- [Goal of the exercise]:
Each line that contains the word "icon" counts once; give the total for the records below and nothing else.

--- Start Information provided ---

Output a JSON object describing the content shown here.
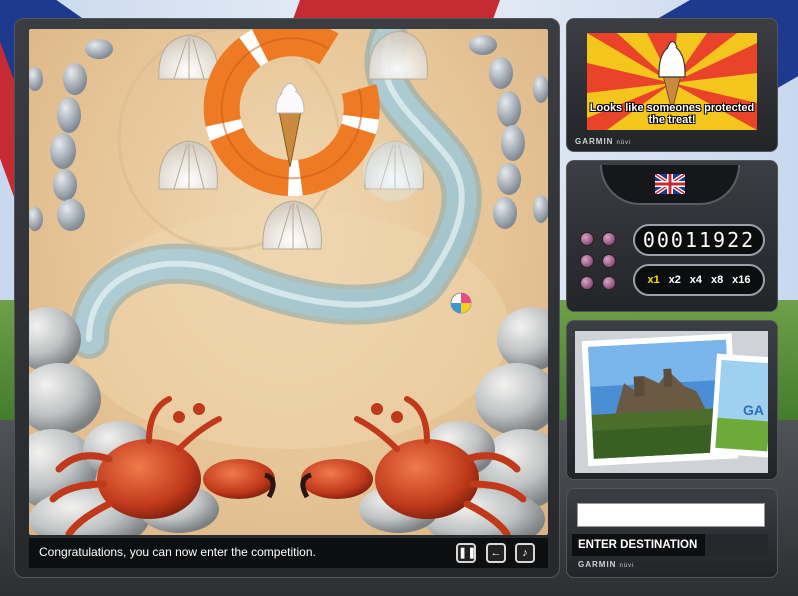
{
  "info_panel": {
    "message": "Looks like someones protected the treat!",
    "brand": "GARMIN",
    "brand_sub": "nüvi"
  },
  "score_panel": {
    "score": "00011922",
    "multipliers": [
      "x1",
      "x2",
      "x4",
      "x8",
      "x16"
    ],
    "active_multiplier": "x1",
    "lives": 6
  },
  "destination": {
    "input_value": "",
    "label": "ENTER DESTINATION",
    "brand": "GARMIN",
    "brand_sub": "nüvi"
  },
  "status": {
    "message": "Congratulations, you can now enter the competition."
  },
  "controls": {
    "pause_icon": "pause-icon",
    "back_icon": "arrow-left-icon",
    "music_icon": "music-note-icon"
  },
  "photo": {
    "overlay_text": "GA"
  },
  "colors": {
    "active_multiplier": "#ffe000",
    "info_background": "#f4c51c",
    "lifebuoy": "#ef7a24"
  }
}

--- End Information provided ---

- [Problem solution]:
3